# [Goal]
Write out the entire listing below exactly, with the pictures left out.

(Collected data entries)
==========
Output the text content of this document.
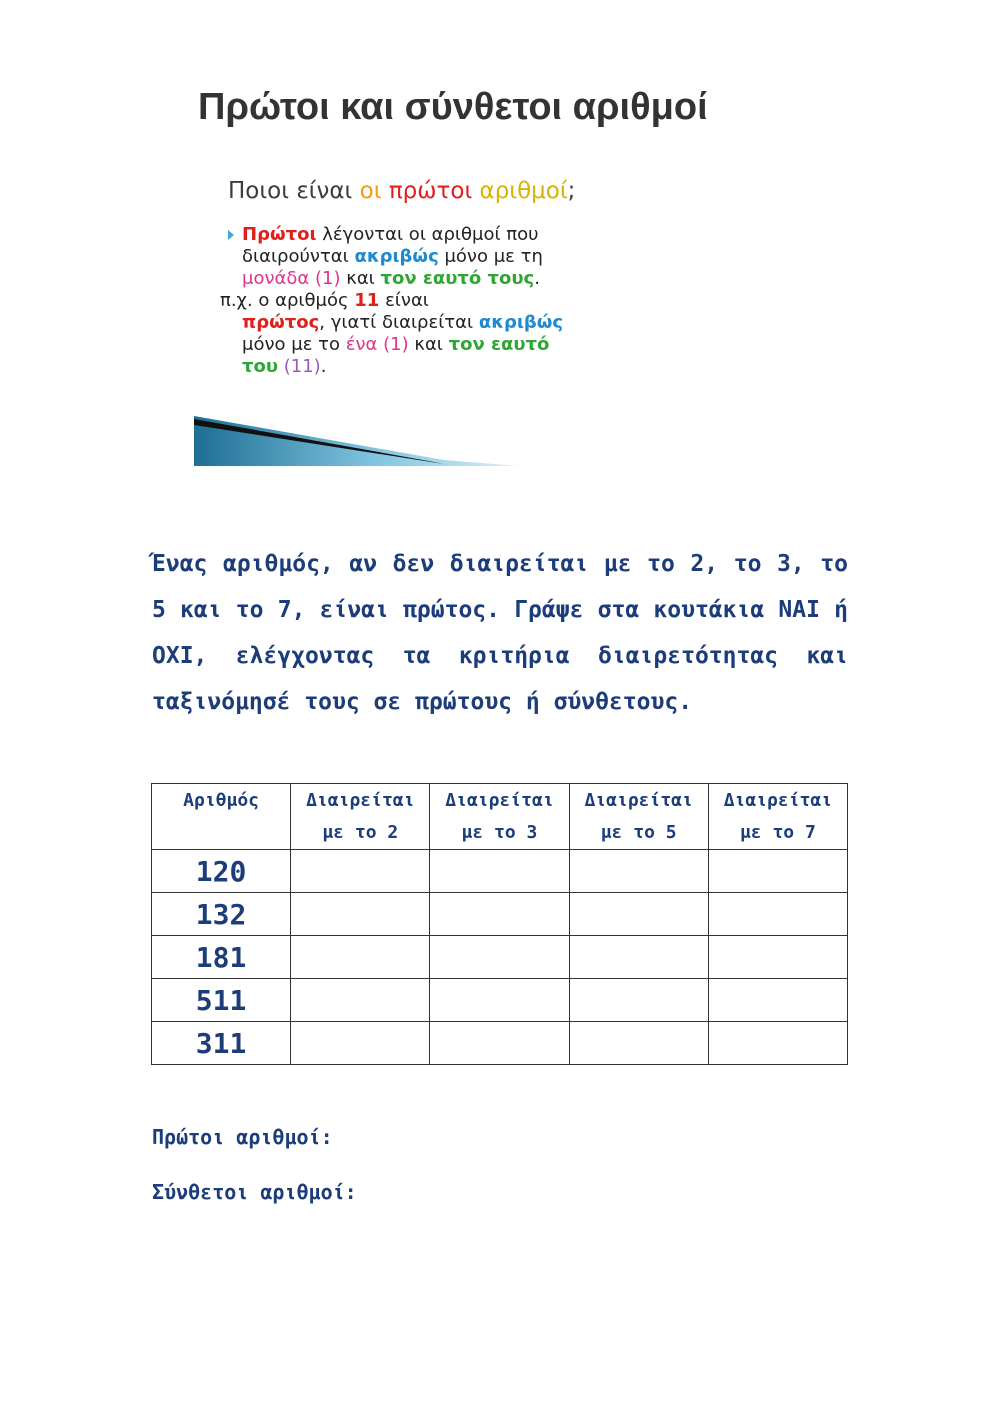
Πρώτοι και σύνθετοι αριθμοί
Ποιοι είναι οι πρώτοι αριθμοί;
Πρώτοι λέγονται οι αριθμοί που
διαιρούνται ακριβώς μόνο με τη
μονάδα (1) και τον εαυτό τους.
π.χ. ο αριθμός 11 είναι
πρώτος, γιατί διαιρείται ακριβώς
μόνο με το ένα (1) και τον εαυτό
του (11).

Ένας αριθμός, αν δεν διαιρείται με το 2, το 3, το 5 και το 7, είναι πρώτος. Γράψε στα κουτάκια ΝΑΙ ή ΟΧΙ, ελέγχοντας τα κριτήρια διαιρετότητας και ταξινόμησέ τους σε πρώτους ή σύνθετους.

Αριθμός	Διαιρείται με το 2	Διαιρείται με το 3	Διαιρείται με το 5	Διαιρείται με το 7
120				
132				
181				
511				
311				

Πρώτοι αριθμοί:

Σύνθετοι αριθμοί:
==========
# [Reply to the exercise]
Output the text content of this document.
Πρώτοι και σύνθετοι αριθμοί
Ποιοι είναι οι πρώτοι αριθμοί;
Πρώτοι λέγονται οι αριθμοί που
διαιρούνται ακριβώς μόνο με τη
μονάδα (1) και τον εαυτό τους.
π.χ. ο αριθμός 11 είναι
πρώτος, γιατί διαιρείται ακριβώς
μόνο με το ένα (1) και τον εαυτό
του (11).

Ένας αριθμός, αν δεν διαιρείται με το 2, το 3, το 5 και το 7, είναι πρώτος. Γράψε στα κουτάκια ΝΑΙ ή ΟΧΙ, ελέγχοντας τα κριτήρια διαιρετότητας και ταξινόμησέ τους σε πρώτους ή σύνθετους.

Αριθμός	Διαιρείται με το 2	Διαιρείται με το 3	Διαιρείται με το 5	Διαιρείται με το 7
120				
132				
181				
511				
311				

Πρώτοι αριθμοί:

Σύνθετοι αριθμοί:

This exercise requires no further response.